(Dataset entries)
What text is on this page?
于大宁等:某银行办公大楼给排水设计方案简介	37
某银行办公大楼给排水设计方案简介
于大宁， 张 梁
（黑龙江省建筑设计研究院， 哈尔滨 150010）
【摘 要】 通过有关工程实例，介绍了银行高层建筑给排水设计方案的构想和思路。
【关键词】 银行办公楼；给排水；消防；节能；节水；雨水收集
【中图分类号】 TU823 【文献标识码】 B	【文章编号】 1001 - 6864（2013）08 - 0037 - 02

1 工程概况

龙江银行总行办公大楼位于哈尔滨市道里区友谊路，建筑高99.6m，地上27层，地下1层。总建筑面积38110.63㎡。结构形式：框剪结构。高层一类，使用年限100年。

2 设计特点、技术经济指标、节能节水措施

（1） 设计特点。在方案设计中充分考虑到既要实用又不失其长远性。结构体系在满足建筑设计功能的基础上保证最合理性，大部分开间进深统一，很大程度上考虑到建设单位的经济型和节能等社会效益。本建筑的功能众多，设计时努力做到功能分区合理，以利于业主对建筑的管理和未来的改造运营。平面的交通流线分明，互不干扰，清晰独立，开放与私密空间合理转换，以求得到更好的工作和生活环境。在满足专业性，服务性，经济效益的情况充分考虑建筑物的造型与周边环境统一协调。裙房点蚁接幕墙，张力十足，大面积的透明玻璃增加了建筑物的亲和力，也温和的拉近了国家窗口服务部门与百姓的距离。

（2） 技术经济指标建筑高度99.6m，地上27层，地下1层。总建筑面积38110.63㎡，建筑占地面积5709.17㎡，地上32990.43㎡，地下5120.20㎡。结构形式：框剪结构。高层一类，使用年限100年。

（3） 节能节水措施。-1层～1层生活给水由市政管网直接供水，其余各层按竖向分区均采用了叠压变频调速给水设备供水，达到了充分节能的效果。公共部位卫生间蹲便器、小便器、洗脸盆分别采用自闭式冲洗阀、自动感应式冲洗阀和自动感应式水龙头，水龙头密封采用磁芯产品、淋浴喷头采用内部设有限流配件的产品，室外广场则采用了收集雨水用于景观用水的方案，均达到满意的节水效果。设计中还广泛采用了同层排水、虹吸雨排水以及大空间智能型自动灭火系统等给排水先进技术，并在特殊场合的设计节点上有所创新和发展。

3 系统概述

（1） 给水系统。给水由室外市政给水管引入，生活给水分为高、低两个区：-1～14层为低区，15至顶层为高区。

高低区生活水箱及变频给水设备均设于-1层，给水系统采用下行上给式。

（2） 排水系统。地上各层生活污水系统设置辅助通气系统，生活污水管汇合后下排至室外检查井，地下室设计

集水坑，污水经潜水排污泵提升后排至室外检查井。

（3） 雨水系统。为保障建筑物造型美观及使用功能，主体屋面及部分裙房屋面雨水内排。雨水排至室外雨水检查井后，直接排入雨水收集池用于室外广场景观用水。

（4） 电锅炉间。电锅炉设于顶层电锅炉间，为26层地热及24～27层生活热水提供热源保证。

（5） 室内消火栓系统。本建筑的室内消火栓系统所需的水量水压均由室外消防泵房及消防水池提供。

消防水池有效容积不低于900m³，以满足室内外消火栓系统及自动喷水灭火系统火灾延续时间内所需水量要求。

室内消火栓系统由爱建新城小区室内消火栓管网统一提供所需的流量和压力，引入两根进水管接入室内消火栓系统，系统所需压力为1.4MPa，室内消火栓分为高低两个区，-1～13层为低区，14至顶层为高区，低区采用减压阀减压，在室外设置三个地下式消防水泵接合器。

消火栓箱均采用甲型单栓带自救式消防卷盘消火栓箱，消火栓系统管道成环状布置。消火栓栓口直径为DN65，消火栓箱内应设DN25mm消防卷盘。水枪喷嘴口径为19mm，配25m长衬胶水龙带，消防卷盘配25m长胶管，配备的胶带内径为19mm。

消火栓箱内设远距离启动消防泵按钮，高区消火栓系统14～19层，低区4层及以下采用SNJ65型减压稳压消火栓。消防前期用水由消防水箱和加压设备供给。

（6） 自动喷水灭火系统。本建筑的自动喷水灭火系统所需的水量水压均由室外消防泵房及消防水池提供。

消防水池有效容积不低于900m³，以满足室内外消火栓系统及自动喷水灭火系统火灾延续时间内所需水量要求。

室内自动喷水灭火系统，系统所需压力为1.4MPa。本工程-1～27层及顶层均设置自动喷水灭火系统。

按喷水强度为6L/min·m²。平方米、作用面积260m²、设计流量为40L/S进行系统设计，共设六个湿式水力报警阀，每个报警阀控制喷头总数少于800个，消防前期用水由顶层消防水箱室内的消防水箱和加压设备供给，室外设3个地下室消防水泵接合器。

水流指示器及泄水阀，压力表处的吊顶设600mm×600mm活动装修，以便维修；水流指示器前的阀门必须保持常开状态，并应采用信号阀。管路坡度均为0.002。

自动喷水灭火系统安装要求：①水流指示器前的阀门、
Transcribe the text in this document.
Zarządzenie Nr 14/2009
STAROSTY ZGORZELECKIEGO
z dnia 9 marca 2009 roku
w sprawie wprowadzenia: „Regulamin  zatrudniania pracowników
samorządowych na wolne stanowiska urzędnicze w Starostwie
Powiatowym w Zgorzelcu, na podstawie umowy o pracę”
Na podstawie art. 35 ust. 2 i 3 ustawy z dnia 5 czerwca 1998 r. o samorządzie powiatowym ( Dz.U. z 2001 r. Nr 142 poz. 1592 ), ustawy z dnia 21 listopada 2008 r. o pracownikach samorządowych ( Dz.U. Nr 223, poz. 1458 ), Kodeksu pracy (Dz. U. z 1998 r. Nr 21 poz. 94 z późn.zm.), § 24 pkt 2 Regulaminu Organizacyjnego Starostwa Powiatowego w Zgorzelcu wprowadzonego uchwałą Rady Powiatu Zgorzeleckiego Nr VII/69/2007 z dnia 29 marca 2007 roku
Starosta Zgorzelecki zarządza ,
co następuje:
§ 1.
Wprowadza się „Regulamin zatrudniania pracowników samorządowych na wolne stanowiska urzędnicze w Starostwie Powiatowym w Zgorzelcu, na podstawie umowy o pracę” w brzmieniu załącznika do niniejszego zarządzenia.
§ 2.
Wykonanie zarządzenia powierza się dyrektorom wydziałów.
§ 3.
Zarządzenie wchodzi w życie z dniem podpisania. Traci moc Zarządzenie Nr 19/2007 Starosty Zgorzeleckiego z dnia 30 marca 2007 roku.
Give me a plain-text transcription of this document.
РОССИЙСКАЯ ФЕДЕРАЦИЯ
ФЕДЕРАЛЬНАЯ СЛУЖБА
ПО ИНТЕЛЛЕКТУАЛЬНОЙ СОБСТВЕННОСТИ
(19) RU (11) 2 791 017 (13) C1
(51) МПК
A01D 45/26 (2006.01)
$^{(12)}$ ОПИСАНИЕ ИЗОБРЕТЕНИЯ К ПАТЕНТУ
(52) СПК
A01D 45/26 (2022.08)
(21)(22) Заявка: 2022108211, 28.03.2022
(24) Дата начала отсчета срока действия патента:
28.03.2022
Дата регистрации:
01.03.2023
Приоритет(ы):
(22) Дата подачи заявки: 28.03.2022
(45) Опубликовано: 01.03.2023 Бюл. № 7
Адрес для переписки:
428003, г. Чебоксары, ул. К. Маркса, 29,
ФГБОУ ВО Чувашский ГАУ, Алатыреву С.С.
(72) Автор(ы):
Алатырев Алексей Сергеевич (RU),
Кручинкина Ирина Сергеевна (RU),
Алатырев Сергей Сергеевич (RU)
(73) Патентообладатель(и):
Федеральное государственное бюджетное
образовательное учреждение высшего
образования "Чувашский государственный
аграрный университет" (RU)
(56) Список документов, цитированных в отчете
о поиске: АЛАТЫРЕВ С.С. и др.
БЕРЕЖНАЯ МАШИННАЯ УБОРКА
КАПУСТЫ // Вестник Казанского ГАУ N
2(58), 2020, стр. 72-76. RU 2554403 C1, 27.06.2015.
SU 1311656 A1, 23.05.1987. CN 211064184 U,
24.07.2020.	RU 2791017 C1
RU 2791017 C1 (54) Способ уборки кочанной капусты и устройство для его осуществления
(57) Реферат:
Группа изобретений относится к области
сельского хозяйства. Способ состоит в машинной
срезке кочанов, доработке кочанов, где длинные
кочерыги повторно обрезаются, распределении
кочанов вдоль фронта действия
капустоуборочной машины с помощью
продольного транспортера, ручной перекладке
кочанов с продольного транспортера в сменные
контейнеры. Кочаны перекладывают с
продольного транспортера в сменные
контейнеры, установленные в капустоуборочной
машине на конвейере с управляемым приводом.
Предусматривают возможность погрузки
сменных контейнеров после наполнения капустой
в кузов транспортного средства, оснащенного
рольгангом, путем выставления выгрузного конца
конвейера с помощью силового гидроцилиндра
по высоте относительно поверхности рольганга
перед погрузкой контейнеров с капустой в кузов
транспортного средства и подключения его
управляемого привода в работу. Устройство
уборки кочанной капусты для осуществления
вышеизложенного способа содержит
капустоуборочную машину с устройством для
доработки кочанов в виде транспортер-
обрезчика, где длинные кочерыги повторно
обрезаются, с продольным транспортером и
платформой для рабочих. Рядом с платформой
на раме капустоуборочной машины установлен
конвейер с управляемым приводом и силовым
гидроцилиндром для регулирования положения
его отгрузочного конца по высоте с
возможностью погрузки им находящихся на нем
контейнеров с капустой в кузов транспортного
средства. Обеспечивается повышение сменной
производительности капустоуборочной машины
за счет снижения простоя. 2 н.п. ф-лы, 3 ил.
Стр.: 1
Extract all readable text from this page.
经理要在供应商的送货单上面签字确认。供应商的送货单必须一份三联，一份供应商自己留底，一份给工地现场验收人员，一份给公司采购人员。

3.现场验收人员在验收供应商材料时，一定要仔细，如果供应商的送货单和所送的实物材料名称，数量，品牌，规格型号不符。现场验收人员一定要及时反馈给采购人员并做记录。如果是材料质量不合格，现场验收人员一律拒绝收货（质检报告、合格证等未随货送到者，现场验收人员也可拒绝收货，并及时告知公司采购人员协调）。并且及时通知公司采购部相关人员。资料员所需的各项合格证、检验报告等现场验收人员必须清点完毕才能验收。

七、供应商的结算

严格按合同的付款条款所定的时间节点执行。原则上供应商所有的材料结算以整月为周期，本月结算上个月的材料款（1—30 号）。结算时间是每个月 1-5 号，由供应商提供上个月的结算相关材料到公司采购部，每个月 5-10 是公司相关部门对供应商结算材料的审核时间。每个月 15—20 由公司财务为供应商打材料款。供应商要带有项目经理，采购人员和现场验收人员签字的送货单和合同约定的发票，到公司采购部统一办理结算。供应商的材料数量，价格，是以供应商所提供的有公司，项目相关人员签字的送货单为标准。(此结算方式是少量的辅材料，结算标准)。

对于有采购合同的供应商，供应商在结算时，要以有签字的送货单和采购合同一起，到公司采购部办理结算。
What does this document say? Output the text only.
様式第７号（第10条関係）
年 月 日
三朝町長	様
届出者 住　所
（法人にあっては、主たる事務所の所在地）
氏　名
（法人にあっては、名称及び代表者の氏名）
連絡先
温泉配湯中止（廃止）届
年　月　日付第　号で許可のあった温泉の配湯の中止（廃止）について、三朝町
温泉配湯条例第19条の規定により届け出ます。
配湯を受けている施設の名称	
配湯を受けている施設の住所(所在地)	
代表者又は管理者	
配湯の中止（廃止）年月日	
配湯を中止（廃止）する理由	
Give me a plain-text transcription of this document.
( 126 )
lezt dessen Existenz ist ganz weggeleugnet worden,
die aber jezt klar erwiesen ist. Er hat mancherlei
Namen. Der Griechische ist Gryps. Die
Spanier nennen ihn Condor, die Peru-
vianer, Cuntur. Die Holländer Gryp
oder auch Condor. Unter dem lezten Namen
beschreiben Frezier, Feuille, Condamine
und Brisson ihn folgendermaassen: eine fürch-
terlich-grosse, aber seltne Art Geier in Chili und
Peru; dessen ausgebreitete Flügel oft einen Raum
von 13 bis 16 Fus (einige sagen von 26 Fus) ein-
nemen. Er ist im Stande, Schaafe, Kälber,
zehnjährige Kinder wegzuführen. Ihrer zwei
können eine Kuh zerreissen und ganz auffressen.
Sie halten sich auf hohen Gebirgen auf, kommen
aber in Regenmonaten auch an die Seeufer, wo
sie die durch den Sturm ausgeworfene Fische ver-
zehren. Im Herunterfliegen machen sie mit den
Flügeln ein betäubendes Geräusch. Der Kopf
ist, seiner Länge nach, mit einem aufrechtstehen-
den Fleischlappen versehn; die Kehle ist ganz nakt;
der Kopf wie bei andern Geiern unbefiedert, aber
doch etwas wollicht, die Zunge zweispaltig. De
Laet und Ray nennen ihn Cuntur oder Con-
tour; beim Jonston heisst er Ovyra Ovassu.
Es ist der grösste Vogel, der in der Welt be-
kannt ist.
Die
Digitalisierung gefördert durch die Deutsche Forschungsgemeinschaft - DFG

Aim: Look through the entries above for the word "Чувашский". Copy every line where it shows up.

Task solution:
ФГБОУ ВО Чувашский ГАУ, Алатыреву С.С.
образования "Чувашский государственный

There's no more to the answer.